District Council 37 Executive Director Lillian Roberts last week displayed her talents for political infighting and avenging past slights when her recently-gained control of the union's executive board allowed her to bounce antagonists who had been trustees of its $250 million welfare fund.

Unfortunately for those she represents, those strengths have not transferred well to the larger political arena, where DC 37's influence on both city government and legislation in Albany is a shadow of what it was a couple of decades ago.

Ms. Roberts, in no small measure thanks to her endorsement of his re-election, can get Mayor Bloomberg on the phone, and she was able to reach a solid wage contract settlement last summer. But the lack of clout DC 37 wields when it comes to the rest of government has been dramatized by its failure to gain City Council approval of what she had hailed as a key breakthrough under that contract: an easing of residency standards that would have given her members the same options as are enjoyed by uniformed workers.

Department of Political Inaction?

The Chief-Leader/Michael O'Kane

ACCESS WITHOUT MUCH CLOUT: A day after Governor Spitzer was the target of a massive protest over his proposed health-care cuts led by the union representing private hospital workers, District Council 37 officials led by Treasurer Maf Misbah Uddin praised his budget plan at Elmhurst Hospital.  But while the union has friendly relations with both the Governor and the Mayor, critics say that major flaws in its political action operation have hamstrung DC 37's ability to get legislation approved.

Union critics say Ms. Roberts and her most-prominent ally, Local 372 President Veronica Montgomery-Costa, have given short shrift to the union's political action department, apparently believing that DC 37's reputation and their own contacts are enough to sway City Council Members and the powers in Albany. And so the political action department, which in the past was one of DC 37's strongholds, is headed by Wanda Williams, whom union veterans describe as someone whose prime qualification for the job is her unstinting loyalty to Ms. Roberts.

"We have no political action department," is how one official describes the situation.

A more graphic and searing characterization of the unit was provided in a most unusual exit memo by its associate director earlier this month, shortly after she was fired by Ms. Williams just nine weeks into her job. A copy of the memo found its way to this newspaper; when the former associate director was contacted to elicit additional information, she declined to comment and asked that her name not be used because she was fearful that it could hurt her chances of finding another job.

Suffice it to say that she is a longtime activist on municipal issues whose expertise in a couple of key areas made her a logical choice when Ms. Williams hired her as her second-in-command. But her memo, which apparently was also sent to Ms. Roberts, asserts that the department has been stymied by Ms. Williams's lack of leadership skills and directives from higher up that suggest that Ms. Roberts was reluctant to confront the Mayor about the NYPD's lack of compliance with a court ruling that could lead to the civilianizing of thousands of jobs now performed by uniformed cops.

"My overall perception of PAL [the political action and legislation department] is of an operation where a seemingly endless series of separate, discrete and sometimes frenetic activities occur, few of which relate even collaterally to 'political action' as that term is generally understood," the memo stated. "PAL is the most unreasoningly rigid, arbitrary, fragmented, demoralized, inefficient and worker-indifferent (if not actively hostile) work environment I've ever seen or worked in."

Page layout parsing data
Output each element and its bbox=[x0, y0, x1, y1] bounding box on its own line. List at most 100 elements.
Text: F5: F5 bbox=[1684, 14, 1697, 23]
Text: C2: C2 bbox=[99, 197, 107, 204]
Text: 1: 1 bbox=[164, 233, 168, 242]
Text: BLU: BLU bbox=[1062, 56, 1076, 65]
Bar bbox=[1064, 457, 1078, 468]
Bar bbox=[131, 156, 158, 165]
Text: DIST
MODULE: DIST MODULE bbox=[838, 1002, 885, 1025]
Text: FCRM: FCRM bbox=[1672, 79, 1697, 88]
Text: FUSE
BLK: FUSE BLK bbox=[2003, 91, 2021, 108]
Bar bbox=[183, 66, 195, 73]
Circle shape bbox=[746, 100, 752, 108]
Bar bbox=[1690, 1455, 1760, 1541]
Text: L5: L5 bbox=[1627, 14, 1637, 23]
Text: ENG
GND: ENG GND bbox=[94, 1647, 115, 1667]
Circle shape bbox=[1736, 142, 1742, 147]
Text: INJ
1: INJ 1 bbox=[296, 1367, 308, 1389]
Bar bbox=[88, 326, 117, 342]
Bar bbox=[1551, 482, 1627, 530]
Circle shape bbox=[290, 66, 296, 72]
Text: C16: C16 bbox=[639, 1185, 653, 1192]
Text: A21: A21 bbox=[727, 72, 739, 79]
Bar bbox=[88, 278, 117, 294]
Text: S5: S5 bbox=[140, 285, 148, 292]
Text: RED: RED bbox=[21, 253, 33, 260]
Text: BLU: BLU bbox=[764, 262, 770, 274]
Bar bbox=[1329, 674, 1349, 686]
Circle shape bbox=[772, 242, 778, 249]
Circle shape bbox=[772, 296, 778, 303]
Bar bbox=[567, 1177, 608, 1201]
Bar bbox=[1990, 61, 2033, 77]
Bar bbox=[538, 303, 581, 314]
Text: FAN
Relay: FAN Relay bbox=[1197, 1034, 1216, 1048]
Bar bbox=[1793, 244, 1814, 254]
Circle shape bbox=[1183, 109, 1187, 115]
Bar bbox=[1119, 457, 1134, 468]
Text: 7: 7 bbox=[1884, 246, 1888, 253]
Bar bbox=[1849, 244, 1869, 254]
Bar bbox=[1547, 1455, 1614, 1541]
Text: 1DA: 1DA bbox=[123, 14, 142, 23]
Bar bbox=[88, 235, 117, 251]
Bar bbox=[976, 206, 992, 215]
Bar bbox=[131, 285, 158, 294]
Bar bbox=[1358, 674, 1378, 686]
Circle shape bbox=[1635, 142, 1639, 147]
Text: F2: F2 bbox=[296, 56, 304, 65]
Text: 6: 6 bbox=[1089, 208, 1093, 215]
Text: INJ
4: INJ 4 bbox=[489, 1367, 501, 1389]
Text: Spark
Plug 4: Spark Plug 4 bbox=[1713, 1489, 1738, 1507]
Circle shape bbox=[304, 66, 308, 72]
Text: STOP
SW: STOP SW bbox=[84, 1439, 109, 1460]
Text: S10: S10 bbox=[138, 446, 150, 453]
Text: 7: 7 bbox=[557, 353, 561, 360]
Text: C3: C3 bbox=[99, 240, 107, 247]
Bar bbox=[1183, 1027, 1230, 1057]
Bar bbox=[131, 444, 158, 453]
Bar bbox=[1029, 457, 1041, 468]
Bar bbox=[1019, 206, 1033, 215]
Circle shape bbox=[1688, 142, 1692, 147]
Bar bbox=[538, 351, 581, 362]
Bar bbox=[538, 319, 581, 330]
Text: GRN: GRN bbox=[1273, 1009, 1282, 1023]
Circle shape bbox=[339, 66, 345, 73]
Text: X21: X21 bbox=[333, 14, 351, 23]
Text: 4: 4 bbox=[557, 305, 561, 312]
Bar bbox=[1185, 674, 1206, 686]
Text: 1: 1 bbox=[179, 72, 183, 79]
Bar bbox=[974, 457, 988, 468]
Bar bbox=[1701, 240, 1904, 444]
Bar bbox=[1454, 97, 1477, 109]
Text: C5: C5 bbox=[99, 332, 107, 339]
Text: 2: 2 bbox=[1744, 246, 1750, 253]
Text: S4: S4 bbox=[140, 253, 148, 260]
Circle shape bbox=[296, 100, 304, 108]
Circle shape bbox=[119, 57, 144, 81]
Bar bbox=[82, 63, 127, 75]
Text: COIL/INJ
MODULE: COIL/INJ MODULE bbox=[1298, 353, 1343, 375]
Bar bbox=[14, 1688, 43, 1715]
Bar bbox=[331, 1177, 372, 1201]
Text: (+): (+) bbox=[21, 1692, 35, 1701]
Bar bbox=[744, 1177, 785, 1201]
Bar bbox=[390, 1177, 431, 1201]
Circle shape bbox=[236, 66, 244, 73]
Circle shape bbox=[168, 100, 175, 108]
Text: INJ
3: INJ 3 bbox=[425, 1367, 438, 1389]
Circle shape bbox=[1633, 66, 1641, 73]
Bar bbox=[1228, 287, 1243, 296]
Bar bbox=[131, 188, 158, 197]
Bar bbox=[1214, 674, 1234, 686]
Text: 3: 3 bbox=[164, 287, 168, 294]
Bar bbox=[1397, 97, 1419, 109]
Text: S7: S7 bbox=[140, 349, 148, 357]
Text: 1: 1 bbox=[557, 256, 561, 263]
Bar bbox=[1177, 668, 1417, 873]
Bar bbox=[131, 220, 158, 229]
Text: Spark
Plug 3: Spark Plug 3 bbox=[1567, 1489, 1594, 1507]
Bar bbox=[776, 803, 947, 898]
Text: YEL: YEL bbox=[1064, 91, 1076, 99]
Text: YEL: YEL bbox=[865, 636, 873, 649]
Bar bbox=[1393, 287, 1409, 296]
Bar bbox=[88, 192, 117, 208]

- ACTION ITEM A -
Answer these from the DC 37 article, one per line:
(i) How large is the union's welfare fund?
(ii) Who heads DC 37's political action department?
(iii) How many weeks into the job was the associate director when she was fired?
- ACTION ITEM B -
In the DC 37 article, shorten the paragraph that begins "Union critics say Ms. Roberts" and keep its main facts.
- ACTION ITEM C -
Go on with the DC 37 article from the point where it stops.
None of the page layout data is needed here.

- WRITTEN ANSWER A -
(i) $250 million
(ii) Wanda Williams
(iii) Nine weeks

- WRITTEN ANSWER B -
Critics say Ms. Roberts and her chief ally, Local 372 President Veronica Montgomery-Costa, have neglected DC 37's political action department. They seem to think the union's reputation and their own contacts are enough to sway City Council Members and Albany. The department was once a union stronghold. It is now run by Wanda Williams, whose main qualification, veterans say, is her loyalty to Ms. Roberts.

- WRITTEN ANSWER C -
She cited situations in which staffers were routinely given last-minute weekend assignments, and a case in which Ms. Williams brought internal disciplinary proceedings against two staffers who had worked on four consecutive weekends when they were unavailable to work a fifth.

'Demoralized Staff'

"What appears to matter above all is that staff be where they are told to be, when they are told to be there, rather than what - if anything - they accomplish while there. A fractured, demoralized, passively-resistant staff that works at their bare minimum levels may yield obedience, but it is hardly a formula for organizational success."

The former associate director stated in the memo that Ms. Williams had been essentially clueless about how to achieve some of the department's key goals, from passage of a Council bill easing residency standards to prompting better compliance by the NYPD with the arbitration ruling - upheld in court on appeal - requiring greater civilianization.

At one point, the memo said, the associate director met with staff from Local 1549, which represents most of those who would be given the desk jobs now held by uniformed officers under civilianization, and received "a good deal of detailed information about how the NYPD was failing to implement both the arbitration order and the Agreement" reached with the Bloomberg administration after the September 2004 ruling withstood the court challenge.

When that information was conveyed to Ms. Williams, the memo stated, "you said you have to check with 'upstairs.' When I later asked about the results, in essence you told me to back off, and not be involved beyond offering some narrow technical assistance if requested."

Police Commissioners have resisted civilianizing for the past three decades. The initiative, first prompted by the fiscal crisis of the mid-1970s, has long been championed by budget watchdogs who point to the huge savings when employing civilians who receive lesser salaries and pensions than uniformed cops. Mayor Koch's first Police Commissioner, Robert McGuire, 25 years ago took issue with the notion, however, that a lower-paid civilian would have the intelligence, never mind the familiarity with police operations, to be an adequate substitute for a uniformed officer.

Less-Noble Motives?

DC 37 has long argued, however, that more than a few of the desk jobs at issue serve as a form of patronage for top commanders to dole out to well-connected cops looking for police perks without having to risk life and limb for them.

In May 2005, Police Commissioner Ray Kelly said that the NYPD had identified 700 jobs that could be civilianized. (Inquiries to both the Bloomberg administration and DC 37 - which had argued in the arbitration case that as many as 3,500 positions held by uniformed officers could be handled by civilians - about how many have actually been civilianized brought no response, however). And in September of that year, when he visited the union as a prelude to receiving its endorsement, Mr. Bloomberg, according to the DC 37 newspaper, the Public Employee Press, stated that getting the NYPD to civilianize was "like pulling teeth."

Unduly Deferential

That he would characterize it that way was an acknowledgment of the clout Mr. Kelly exercises with the Mayor. And so for DC 37 to press hard on that issue would mean asking Mr. Bloomberg to remind the Police Commissioner that they are not equals in the administration and that the union has a court ruling on its side.

The Mayor is known to refer to Ms. Roberts as "a nice woman." It is unlikely he would use such a description to sum up Randi Weingarten, but then, the United Federation of Teachers President would be unlikely to tell her political action operation not to push an initiative that might require asking Mr. Bloomberg to step on Joel Klein's shoes.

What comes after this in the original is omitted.